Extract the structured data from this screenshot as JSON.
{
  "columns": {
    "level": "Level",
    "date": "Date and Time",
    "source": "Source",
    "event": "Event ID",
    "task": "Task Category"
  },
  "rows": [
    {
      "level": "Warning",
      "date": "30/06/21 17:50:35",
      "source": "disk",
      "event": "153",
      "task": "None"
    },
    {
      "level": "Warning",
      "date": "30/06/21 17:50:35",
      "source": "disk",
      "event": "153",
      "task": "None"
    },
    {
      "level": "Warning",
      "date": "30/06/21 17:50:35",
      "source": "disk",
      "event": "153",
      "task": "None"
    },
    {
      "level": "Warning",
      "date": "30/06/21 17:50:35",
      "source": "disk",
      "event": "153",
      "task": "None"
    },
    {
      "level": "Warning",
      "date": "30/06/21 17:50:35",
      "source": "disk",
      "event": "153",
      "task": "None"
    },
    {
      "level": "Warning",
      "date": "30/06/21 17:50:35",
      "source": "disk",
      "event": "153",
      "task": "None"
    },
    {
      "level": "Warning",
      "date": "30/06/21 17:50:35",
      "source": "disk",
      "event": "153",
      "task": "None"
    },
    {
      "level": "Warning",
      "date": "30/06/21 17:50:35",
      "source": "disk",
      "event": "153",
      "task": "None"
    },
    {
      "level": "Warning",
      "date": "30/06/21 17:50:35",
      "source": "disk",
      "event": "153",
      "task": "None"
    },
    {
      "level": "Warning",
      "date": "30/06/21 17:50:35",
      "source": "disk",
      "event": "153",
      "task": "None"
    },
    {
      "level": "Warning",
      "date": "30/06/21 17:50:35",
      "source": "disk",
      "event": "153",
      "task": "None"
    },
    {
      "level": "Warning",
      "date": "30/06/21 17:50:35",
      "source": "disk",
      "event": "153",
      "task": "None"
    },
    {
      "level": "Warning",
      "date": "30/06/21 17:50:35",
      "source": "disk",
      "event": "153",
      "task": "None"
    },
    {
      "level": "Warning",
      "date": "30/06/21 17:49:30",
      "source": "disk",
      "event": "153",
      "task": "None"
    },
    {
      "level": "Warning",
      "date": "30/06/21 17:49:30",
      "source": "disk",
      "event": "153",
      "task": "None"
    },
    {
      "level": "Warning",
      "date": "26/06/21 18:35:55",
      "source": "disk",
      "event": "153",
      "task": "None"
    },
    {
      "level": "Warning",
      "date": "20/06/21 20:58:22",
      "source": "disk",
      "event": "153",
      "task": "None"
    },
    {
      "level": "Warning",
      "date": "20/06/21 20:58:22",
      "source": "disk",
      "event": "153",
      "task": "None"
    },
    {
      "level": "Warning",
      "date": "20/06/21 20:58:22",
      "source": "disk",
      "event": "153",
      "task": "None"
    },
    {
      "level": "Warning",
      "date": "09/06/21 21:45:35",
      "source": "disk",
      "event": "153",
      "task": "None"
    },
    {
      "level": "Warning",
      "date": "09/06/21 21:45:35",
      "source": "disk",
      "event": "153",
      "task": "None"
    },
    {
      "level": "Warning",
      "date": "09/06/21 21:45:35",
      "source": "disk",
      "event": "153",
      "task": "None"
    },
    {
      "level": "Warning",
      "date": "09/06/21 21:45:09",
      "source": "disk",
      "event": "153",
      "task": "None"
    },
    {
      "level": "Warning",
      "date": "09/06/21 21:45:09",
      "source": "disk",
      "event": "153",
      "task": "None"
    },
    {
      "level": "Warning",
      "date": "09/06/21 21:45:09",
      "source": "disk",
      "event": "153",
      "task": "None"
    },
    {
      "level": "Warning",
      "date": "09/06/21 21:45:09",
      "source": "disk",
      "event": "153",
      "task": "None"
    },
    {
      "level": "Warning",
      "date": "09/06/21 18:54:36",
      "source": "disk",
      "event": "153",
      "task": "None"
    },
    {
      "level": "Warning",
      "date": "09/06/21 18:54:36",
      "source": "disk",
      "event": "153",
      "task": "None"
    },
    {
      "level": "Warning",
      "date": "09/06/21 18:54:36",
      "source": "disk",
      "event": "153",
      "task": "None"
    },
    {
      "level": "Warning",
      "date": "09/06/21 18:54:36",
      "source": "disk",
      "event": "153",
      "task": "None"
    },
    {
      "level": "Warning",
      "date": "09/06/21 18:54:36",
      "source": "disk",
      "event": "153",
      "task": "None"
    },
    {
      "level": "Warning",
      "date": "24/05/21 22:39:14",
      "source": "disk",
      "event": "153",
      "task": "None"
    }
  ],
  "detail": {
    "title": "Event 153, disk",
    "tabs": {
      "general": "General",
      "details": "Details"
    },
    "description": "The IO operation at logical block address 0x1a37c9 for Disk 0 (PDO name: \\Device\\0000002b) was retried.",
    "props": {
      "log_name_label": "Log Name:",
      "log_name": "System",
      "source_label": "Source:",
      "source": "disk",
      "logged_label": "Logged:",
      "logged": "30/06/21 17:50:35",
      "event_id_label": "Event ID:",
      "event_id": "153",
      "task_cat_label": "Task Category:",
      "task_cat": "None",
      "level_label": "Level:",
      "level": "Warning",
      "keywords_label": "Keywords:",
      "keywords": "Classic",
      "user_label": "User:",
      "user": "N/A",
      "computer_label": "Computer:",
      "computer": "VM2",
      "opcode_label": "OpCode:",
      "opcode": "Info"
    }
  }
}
_____
**Request:**
Repeat all of the entries exactly.

**Answer for this exercise:**
Extract the structured data from this screenshot as JSON.
{
  "columns": {
    "level": "Level",
    "date": "Date and Time",
    "source": "Source",
    "event": "Event ID",
    "task": "Task Category"
  },
  "rows": [
    {
      "level": "Warning",
      "date": "30/06/21 17:50:35",
      "source": "disk",
      "event": "153",
      "task": "None"
    },
    {
      "level": "Warning",
      "date": "30/06/21 17:50:35",
      "source": "disk",
      "event": "153",
      "task": "None"
    },
    {
      "level": "Warning",
      "date": "30/06/21 17:50:35",
      "source": "disk",
      "event": "153",
      "task": "None"
    },
    {
      "level": "Warning",
      "date": "30/06/21 17:50:35",
      "source": "disk",
      "event": "153",
      "task": "None"
    },
    {
      "level": "Warning",
      "date": "30/06/21 17:50:35",
      "source": "disk",
      "event": "153",
      "task": "None"
    },
    {
      "level": "Warning",
      "date": "30/06/21 17:50:35",
      "source": "disk",
      "event": "153",
      "task": "None"
    },
    {
      "level": "Warning",
      "date": "30/06/21 17:50:35",
      "source": "disk",
      "event": "153",
      "task": "None"
    },
    {
      "level": "Warning",
      "date": "30/06/21 17:50:35",
      "source": "disk",
      "event": "153",
      "task": "None"
    },
    {
      "level": "Warning",
      "date": "30/06/21 17:50:35",
      "source": "disk",
      "event": "153",
      "task": "None"
    },
    {
      "level": "Warning",
      "date": "30/06/21 17:50:35",
      "source": "disk",
      "event": "153",
      "task": "None"
    },
    {
      "level": "Warning",
      "date": "30/06/21 17:50:35",
      "source": "disk",
      "event": "153",
      "task": "None"
    },
    {
      "level": "Warning",
      "date": "30/06/21 17:50:35",
      "source": "disk",
      "event": "153",
      "task": "None"
    },
    {
      "level": "Warning",
      "date": "30/06/21 17:50:35",
      "source": "disk",
      "event": "153",
      "task": "None"
    },
    {
      "level": "Warning",
      "date": "30/06/21 17:49:30",
      "source": "disk",
      "event": "153",
      "task": "None"
    },
    {
      "level": "Warning",
      "date": "30/06/21 17:49:30",
      "source": "disk",
      "event": "153",
      "task": "None"
    },
    {
      "level": "Warning",
      "date": "26/06/21 18:35:55",
      "source": "disk",
      "event": "153",
      "task": "None"
    },
    {
      "level": "Warning",
      "date": "20/06/21 20:58:22",
      "source": "disk",
      "event": "153",
      "task": "None"
    },
    {
      "level": "Warning",
      "date": "20/06/21 20:58:22",
      "source": "disk",
      "event": "153",
      "task": "None"
    },
    {
      "level": "Warning",
      "date": "20/06/21 20:58:22",
      "source": "disk",
      "event": "153",
      "task": "None"
    },
    {
      "level": "Warning",
      "date": "09/06/21 21:45:35",
      "source": "disk",
      "event": "153",
      "task": "None"
    },
    {
      "level": "Warning",
      "date": "09/06/21 21:45:35",
      "source": "disk",
      "event": "153",
      "task": "None"
    },
    {
      "level": "Warning",
      "date": "09/06/21 21:45:35",
      "source": "disk",
      "event": "153",
      "task": "None"
    },
    {
      "level": "Warning",
      "date": "09/06/21 21:45:09",
      "source": "disk",
      "event": "153",
      "task": "None"
    },
    {
      "level": "Warning",
      "date": "09/06/21 21:45:09",
      "source": "disk",
      "event": "153",
      "task": "None"
    },
    {
      "level": "Warning",
      "date": "09/06/21 21:45:09",
      "source": "disk",
      "event": "153",
      "task": "None"
    },
    {
      "level": "Warning",
      "date": "09/06/21 21:45:09",
      "source": "disk",
      "event": "153",
      "task": "None"
    },
    {
      "level": "Warning",
      "date": "09/06/21 18:54:36",
      "source": "disk",
      "event": "153",
      "task": "None"
    },
    {
      "level": "Warning",
      "date": "09/06/21 18:54:36",
      "source": "disk",
      "event": "153",
      "task": "None"
    },
    {
      "level": "Warning",
      "date": "09/06/21 18:54:36",
      "source": "disk",
      "event": "153",
      "task": "None"
    },
    {
      "level": "Warning",
      "date": "09/06/21 18:54:36",
      "source": "disk",
      "event": "153",
      "task": "None"
    },
    {
      "level": "Warning",
      "date": "09/06/21 18:54:36",
      "source": "disk",
      "event": "153",
      "task": "None"
    },
    {
      "level": "Warning",
      "date": "24/05/21 22:39:14",
      "source": "disk",
      "event": "153",
      "task": "None"
    }
  ],
  "detail": {
    "title": "Event 153, disk",
    "tabs": {
      "general": "General",
      "details": "Details"
    },
    "description": "The IO operation at logical block address 0x1a37c9 for Disk 0 (PDO name: \\Device\\0000002b) was retried.",
    "props": {
      "log_name_label": "Log Name:",
      "log_name": "System",
      "source_label": "Source:",
      "source": "disk",
      "logged_label": "Logged:",
      "logged": "30/06/21 17:50:35",
      "event_id_label": "Event ID:",
      "event_id": "153",
      "task_cat_label": "Task Category:",
      "task_cat": "None",
      "level_label": "Level:",
      "level": "Warning",
      "keywords_label": "Keywords:",
      "keywords": "Classic",
      "user_label": "User:",
      "user": "N/A",
      "computer_label": "Computer:",
      "computer": "VM2",
      "opcode_label": "OpCode:",
      "opcode": "Info"
    }
  }
}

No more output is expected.